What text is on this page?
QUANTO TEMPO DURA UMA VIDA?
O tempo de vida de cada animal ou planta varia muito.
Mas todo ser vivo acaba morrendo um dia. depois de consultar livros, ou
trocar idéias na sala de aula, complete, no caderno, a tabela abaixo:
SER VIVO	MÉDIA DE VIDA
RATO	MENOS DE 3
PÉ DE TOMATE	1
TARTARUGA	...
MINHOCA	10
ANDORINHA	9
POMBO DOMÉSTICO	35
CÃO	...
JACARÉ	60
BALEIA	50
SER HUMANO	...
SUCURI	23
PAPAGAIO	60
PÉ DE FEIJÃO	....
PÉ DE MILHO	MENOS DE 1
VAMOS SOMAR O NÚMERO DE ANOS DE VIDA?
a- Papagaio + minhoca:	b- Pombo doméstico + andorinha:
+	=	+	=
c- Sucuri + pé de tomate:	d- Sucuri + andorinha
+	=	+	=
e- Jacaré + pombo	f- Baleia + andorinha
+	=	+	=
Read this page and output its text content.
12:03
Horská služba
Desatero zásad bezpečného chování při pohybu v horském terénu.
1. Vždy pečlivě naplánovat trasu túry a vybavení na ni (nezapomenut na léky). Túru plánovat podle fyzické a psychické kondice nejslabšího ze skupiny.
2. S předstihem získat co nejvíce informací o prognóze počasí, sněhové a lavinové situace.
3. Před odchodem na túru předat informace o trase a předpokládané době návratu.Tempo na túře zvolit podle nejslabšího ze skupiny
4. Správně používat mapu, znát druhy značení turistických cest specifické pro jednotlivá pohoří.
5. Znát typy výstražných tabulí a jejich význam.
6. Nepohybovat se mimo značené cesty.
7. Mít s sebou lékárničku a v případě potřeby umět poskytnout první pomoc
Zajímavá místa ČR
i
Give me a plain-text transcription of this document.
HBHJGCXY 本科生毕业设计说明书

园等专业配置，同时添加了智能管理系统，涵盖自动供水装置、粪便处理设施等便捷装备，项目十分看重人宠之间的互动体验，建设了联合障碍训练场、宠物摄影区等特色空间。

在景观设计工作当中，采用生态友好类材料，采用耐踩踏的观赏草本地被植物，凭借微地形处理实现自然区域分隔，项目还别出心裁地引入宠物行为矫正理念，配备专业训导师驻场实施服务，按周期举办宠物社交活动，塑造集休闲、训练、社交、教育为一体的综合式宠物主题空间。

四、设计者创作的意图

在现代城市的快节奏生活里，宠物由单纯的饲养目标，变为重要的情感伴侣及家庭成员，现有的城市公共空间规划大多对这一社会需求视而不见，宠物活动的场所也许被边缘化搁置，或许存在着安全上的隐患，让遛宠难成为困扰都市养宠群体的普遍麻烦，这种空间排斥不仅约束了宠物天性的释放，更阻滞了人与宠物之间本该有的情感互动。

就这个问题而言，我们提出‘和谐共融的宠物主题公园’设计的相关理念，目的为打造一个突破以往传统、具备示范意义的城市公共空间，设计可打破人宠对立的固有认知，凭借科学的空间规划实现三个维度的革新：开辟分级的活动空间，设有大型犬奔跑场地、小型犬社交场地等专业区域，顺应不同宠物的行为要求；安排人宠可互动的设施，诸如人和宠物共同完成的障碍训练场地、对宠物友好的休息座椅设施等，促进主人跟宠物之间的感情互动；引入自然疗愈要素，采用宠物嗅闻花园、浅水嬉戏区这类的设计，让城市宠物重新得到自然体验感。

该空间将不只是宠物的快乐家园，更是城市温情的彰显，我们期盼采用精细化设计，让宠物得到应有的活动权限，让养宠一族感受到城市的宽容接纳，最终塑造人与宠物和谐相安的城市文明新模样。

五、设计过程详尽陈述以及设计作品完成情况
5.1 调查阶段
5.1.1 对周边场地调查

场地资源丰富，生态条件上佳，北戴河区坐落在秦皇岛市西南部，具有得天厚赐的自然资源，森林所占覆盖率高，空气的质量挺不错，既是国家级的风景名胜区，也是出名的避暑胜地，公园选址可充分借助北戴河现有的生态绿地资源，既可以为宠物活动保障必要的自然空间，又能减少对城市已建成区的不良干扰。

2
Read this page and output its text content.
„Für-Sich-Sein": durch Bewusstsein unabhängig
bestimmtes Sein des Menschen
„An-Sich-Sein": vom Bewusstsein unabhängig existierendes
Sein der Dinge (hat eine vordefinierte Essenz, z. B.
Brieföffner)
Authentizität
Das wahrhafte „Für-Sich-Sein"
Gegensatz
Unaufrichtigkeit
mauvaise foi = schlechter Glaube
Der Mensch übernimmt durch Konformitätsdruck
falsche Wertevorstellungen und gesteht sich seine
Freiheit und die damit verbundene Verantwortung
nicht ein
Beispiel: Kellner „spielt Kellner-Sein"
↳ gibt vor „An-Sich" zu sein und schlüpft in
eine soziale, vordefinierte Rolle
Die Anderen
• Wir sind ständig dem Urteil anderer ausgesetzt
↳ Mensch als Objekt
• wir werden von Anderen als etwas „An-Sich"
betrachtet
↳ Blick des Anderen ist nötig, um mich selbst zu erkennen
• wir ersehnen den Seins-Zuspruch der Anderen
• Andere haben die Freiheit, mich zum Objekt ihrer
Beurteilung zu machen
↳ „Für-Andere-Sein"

▶ What you should do: Count the lines in the records above that contain the word "Objekt", and give only the number.

▶ Task solution: 2